[WHAT THE TASK REQUIRES]:
Copy each entry as it stands, leaving nothing out.

>> Start ENTRIES SHOWN

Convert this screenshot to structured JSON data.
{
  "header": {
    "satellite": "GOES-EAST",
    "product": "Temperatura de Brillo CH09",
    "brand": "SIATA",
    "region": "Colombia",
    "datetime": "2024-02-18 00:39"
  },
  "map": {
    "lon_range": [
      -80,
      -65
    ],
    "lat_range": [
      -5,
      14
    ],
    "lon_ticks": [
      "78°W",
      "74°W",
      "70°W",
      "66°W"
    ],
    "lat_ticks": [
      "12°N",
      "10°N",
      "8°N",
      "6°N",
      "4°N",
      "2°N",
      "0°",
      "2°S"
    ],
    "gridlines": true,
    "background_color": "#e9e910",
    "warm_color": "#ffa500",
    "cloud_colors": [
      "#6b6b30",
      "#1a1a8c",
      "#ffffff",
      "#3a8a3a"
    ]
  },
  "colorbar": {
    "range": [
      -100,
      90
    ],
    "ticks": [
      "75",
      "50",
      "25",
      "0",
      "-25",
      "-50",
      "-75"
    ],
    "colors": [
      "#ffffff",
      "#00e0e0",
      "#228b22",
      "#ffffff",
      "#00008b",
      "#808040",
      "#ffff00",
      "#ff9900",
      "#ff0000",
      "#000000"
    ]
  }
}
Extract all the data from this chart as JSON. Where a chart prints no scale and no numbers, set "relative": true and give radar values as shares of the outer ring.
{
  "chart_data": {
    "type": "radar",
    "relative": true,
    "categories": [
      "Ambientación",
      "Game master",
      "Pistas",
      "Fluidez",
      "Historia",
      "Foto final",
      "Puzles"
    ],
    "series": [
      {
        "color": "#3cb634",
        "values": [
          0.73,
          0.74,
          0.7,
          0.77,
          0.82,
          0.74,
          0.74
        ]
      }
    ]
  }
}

>> End ENTRIES SHOWN

[ANSWER IN FULL]:
Convert this screenshot to structured JSON data.
{
  "header": {
    "satellite": "GOES-EAST",
    "product": "Temperatura de Brillo CH09",
    "brand": "SIATA",
    "region": "Colombia",
    "datetime": "2024-02-18 00:39"
  },
  "map": {
    "lon_range": [
      -80,
      -65
    ],
    "lat_range": [
      -5,
      14
    ],
    "lon_ticks": [
      "78°W",
      "74°W",
      "70°W",
      "66°W"
    ],
    "lat_ticks": [
      "12°N",
      "10°N",
      "8°N",
      "6°N",
      "4°N",
      "2°N",
      "0°",
      "2°S"
    ],
    "gridlines": true,
    "background_color": "#e9e910",
    "warm_color": "#ffa500",
    "cloud_colors": [
      "#6b6b30",
      "#1a1a8c",
      "#ffffff",
      "#3a8a3a"
    ]
  },
  "colorbar": {
    "range": [
      -100,
      90
    ],
    "ticks": [
      "75",
      "50",
      "25",
      "0",
      "-25",
      "-50",
      "-75"
    ],
    "colors": [
      "#ffffff",
      "#00e0e0",
      "#228b22",
      "#ffffff",
      "#00008b",
      "#808040",
      "#ffff00",
      "#ff9900",
      "#ff0000",
      "#000000"
    ]
  }
}
Extract all the data from this chart as JSON. Where a chart prints no scale and no numbers, set "relative": true and give radar values as shares of the outer ring.
{
  "chart_data": {
    "type": "radar",
    "relative": true,
    "categories": [
      "Ambientación",
      "Game master",
      "Pistas",
      "Fluidez",
      "Historia",
      "Foto final",
      "Puzles"
    ],
    "series": [
      {
        "color": "#3cb634",
        "values": [
          0.73,
          0.74,
          0.7,
          0.77,
          0.82,
          0.74,
          0.74
        ]
      }
    ]
  }
}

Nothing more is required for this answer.